### What to do
Scan the material that follows. Copy every line containing the word "ylabel".

### Raw data

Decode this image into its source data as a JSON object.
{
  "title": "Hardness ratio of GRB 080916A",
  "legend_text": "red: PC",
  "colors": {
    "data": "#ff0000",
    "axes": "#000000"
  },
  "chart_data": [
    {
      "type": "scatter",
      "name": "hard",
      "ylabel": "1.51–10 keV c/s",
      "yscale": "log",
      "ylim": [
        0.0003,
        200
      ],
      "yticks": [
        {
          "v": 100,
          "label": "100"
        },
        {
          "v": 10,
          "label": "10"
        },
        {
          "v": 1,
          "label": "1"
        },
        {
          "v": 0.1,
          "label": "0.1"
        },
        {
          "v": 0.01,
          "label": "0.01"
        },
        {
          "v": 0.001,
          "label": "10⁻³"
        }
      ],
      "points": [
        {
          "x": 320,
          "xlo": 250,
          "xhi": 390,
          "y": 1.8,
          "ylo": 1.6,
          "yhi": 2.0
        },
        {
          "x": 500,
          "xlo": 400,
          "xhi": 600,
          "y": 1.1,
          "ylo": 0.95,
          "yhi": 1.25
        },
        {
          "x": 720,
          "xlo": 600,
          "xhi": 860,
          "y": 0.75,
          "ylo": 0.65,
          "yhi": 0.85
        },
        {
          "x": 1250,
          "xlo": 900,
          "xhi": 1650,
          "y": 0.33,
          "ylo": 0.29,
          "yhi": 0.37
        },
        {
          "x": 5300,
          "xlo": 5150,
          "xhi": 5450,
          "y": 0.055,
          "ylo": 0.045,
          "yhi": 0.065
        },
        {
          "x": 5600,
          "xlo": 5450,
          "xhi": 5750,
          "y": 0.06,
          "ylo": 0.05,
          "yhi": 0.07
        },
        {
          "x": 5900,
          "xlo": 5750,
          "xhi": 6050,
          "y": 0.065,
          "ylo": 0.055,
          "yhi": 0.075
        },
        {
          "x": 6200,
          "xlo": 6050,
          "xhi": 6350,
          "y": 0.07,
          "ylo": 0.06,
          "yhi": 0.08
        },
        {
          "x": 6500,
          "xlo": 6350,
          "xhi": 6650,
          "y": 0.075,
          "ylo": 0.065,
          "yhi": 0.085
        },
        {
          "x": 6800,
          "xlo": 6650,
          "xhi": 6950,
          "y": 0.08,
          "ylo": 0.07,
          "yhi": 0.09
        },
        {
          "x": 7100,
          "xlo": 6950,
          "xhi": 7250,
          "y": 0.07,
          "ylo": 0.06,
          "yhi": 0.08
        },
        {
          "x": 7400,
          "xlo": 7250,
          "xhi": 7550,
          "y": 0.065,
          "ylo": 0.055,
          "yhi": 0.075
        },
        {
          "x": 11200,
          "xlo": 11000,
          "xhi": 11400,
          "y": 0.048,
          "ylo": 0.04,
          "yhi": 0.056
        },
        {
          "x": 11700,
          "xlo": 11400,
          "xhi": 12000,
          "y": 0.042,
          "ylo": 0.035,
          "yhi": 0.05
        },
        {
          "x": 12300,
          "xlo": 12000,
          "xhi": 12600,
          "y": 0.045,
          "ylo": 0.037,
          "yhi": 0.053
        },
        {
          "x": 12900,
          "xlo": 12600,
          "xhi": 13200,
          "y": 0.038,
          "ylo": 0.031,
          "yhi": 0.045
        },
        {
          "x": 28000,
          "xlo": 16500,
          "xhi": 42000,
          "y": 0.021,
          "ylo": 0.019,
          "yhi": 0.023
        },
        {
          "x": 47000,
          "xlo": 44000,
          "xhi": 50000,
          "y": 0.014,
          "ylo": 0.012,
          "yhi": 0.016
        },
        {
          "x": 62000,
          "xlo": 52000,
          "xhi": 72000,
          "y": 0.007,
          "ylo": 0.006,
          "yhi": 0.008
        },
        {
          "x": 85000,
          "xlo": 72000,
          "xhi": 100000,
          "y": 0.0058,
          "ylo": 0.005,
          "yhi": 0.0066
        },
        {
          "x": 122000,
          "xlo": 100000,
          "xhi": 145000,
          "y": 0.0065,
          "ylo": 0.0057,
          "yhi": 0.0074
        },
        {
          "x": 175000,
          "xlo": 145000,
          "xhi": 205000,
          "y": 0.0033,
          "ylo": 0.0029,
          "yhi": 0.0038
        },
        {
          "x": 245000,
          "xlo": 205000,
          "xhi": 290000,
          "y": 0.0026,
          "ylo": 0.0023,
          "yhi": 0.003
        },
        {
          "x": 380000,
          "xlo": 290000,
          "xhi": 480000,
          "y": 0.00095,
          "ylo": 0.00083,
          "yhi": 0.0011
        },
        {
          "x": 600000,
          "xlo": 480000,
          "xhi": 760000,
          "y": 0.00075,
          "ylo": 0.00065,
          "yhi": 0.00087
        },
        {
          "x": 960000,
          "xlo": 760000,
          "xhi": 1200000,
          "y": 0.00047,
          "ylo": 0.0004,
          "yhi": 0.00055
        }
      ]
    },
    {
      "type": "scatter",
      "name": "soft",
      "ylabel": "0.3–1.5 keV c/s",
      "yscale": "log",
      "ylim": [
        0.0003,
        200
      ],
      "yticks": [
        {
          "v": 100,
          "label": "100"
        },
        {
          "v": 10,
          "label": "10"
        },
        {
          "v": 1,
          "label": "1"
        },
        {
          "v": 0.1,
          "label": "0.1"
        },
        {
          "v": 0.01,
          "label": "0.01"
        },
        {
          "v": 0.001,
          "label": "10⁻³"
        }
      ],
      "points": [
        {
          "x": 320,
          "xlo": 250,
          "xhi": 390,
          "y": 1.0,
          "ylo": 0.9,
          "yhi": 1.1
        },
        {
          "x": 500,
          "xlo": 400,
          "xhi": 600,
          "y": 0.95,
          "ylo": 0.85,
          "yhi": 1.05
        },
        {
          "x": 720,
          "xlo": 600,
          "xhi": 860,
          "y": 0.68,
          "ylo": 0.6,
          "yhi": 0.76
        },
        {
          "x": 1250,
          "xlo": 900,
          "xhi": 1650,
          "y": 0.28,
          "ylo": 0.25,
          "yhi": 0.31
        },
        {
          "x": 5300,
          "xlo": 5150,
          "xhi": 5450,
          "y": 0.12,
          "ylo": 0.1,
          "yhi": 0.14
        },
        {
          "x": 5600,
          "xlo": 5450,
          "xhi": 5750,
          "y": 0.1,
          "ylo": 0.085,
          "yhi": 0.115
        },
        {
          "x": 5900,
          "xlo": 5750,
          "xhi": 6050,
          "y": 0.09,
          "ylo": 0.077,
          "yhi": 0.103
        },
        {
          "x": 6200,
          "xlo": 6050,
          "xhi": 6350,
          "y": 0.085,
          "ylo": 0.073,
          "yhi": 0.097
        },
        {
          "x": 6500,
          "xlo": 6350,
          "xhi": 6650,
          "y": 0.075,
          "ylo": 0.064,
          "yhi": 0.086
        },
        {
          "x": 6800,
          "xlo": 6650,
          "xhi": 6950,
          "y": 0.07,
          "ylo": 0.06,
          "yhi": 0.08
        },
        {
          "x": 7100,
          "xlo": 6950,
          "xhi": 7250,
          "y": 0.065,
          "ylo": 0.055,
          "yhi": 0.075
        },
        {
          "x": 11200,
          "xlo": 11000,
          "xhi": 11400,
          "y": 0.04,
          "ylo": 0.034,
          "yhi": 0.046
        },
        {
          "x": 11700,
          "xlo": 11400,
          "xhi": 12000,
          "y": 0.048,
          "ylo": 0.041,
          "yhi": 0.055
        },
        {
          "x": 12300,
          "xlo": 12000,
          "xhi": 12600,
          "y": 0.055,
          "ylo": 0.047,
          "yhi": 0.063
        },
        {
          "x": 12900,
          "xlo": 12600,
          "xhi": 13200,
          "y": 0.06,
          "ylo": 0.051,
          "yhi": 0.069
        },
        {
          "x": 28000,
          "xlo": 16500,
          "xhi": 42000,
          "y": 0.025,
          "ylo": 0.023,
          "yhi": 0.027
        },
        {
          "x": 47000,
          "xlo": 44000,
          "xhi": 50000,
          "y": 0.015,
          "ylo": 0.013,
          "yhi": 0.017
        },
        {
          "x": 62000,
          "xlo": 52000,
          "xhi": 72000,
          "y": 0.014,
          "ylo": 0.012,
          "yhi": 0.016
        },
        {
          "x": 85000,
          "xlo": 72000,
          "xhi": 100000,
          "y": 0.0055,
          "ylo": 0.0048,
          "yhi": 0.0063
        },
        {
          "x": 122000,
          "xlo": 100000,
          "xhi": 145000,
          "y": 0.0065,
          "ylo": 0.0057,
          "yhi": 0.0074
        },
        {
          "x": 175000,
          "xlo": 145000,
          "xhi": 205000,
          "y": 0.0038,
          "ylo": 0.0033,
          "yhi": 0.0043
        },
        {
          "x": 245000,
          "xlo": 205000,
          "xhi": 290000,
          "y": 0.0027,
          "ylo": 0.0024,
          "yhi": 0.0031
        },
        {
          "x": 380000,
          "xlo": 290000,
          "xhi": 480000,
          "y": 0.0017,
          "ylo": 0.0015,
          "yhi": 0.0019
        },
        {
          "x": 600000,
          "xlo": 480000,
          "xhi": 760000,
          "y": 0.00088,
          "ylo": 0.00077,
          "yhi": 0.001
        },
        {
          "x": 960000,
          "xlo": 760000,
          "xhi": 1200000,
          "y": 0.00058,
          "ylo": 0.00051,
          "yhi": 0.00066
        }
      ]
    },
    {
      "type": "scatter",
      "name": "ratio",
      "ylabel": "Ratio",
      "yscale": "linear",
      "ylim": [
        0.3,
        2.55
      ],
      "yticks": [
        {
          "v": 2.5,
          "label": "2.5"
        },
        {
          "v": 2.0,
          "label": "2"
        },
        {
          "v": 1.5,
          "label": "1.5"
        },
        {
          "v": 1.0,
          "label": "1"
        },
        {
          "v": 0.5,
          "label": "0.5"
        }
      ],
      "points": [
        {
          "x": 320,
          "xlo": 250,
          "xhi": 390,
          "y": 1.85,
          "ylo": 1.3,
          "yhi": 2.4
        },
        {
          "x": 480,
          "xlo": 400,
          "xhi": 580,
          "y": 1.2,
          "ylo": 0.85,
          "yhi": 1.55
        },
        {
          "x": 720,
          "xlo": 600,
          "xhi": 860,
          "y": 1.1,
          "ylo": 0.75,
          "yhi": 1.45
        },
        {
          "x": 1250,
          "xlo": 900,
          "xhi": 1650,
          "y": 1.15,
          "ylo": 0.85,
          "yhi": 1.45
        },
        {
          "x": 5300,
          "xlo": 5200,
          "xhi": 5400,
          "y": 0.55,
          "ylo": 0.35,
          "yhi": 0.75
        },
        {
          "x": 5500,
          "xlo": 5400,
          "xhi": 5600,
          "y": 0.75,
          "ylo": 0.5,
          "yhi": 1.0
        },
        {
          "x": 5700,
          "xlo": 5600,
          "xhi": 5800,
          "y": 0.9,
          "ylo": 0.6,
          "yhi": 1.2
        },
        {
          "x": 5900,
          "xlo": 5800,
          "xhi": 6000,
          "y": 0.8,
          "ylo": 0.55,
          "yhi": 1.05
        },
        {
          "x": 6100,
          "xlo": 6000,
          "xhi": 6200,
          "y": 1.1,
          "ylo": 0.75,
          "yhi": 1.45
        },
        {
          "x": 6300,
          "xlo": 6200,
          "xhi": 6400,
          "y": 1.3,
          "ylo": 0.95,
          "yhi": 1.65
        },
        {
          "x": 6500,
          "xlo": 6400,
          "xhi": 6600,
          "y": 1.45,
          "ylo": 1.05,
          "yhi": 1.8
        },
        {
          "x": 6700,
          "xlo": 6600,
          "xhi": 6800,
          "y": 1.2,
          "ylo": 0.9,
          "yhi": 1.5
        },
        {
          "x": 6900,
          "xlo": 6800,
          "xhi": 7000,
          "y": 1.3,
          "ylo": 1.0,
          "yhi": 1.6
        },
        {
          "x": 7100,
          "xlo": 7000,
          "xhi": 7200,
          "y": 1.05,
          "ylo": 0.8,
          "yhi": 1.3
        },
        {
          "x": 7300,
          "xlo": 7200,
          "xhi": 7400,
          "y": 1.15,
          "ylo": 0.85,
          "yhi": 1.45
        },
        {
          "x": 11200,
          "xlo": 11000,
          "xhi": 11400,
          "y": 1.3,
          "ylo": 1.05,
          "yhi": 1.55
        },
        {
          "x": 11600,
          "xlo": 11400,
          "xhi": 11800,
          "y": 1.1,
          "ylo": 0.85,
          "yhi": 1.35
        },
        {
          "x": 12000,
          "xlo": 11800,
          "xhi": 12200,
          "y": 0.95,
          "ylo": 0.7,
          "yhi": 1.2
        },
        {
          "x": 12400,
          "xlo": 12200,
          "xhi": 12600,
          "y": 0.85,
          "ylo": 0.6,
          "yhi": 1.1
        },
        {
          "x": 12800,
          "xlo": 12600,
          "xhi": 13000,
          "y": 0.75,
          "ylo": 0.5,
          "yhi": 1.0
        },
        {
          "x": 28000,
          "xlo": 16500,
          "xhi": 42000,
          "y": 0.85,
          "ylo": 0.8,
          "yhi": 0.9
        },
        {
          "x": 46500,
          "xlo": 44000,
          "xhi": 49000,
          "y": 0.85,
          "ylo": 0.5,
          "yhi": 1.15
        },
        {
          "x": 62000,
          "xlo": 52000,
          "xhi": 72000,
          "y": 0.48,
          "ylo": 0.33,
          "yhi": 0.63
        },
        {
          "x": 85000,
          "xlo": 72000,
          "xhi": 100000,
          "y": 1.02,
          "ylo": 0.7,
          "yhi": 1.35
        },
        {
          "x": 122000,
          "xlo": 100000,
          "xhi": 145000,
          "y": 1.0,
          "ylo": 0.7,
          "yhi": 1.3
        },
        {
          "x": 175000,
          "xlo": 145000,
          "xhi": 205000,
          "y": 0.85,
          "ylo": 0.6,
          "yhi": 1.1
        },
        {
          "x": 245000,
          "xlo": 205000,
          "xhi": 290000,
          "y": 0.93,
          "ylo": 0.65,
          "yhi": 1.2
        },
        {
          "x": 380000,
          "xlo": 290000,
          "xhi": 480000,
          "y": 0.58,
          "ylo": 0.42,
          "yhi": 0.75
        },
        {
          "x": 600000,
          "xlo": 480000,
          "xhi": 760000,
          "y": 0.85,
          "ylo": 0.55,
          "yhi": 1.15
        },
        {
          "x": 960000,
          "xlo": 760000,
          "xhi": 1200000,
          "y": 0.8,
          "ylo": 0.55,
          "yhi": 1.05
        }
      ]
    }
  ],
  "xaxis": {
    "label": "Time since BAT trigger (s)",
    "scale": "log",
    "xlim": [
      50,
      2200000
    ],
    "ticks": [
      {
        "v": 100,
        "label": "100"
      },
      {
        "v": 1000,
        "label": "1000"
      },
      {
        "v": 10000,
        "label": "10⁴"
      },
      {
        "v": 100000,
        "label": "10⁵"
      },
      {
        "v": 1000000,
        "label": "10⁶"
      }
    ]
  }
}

### Exercise answer
      "ylabel": "1.51–10 keV c/s",
      "ylabel": "0.3–1.5 keV c/s",
      "ylabel": "Ratio",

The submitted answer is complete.